■ Written instruction: Check each line of the entries below for the string "основного"; copy every line where it appears.

-- START Data for processing --

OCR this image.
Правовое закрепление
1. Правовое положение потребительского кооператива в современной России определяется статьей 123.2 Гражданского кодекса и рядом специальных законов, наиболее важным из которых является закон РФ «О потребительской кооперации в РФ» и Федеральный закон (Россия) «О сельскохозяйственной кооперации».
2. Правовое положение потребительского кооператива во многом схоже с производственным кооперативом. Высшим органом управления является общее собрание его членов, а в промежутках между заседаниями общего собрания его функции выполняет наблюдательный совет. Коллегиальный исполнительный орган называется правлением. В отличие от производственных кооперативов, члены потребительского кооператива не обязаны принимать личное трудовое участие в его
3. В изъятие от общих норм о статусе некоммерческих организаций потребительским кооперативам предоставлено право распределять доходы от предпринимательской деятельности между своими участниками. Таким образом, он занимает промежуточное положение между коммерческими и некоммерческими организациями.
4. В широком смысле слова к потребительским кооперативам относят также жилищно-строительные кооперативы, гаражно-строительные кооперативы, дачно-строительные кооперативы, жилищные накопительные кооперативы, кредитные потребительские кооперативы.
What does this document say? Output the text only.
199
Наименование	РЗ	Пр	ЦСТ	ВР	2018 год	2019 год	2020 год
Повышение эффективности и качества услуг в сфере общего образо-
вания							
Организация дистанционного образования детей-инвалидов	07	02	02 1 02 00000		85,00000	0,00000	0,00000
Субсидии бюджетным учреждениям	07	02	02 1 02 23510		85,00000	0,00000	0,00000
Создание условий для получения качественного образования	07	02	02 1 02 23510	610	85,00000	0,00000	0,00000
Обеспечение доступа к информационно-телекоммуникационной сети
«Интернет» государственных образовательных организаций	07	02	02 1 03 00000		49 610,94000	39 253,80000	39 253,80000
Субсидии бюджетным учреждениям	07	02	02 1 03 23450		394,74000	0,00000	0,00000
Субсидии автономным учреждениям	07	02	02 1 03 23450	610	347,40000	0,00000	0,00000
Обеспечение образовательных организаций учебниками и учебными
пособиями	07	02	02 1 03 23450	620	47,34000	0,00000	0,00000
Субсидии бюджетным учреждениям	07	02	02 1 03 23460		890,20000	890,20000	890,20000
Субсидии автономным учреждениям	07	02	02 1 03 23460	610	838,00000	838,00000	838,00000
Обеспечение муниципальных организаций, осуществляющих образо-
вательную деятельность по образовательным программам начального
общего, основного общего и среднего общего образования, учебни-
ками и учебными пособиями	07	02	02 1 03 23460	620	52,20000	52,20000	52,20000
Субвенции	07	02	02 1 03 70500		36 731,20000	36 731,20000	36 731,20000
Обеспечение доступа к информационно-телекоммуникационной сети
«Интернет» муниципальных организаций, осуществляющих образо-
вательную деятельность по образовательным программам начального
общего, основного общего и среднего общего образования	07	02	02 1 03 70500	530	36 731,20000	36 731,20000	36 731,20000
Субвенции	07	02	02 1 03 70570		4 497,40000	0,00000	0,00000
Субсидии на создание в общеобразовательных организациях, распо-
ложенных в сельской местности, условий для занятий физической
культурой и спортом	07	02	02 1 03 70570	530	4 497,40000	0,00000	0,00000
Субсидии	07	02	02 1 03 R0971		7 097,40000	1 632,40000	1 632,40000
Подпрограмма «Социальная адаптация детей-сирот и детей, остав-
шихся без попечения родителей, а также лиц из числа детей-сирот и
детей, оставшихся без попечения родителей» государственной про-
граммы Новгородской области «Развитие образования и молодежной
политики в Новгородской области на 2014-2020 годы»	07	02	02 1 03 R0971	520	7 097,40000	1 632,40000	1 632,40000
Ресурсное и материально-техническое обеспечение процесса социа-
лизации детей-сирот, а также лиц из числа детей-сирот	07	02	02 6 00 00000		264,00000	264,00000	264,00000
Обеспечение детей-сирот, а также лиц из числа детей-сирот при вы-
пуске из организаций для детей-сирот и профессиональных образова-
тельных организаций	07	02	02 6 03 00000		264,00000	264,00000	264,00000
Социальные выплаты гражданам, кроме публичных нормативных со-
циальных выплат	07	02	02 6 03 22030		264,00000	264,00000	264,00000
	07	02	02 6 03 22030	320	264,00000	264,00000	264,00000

-- END Data for processing --

■ Response to the exercise:
общего, основного общего и среднего общего образования, учебни-
общего, основного общего и среднего общего образования	07	02	02 1 03 70500	530	36 731,20000	36 731,20000	36 731,20000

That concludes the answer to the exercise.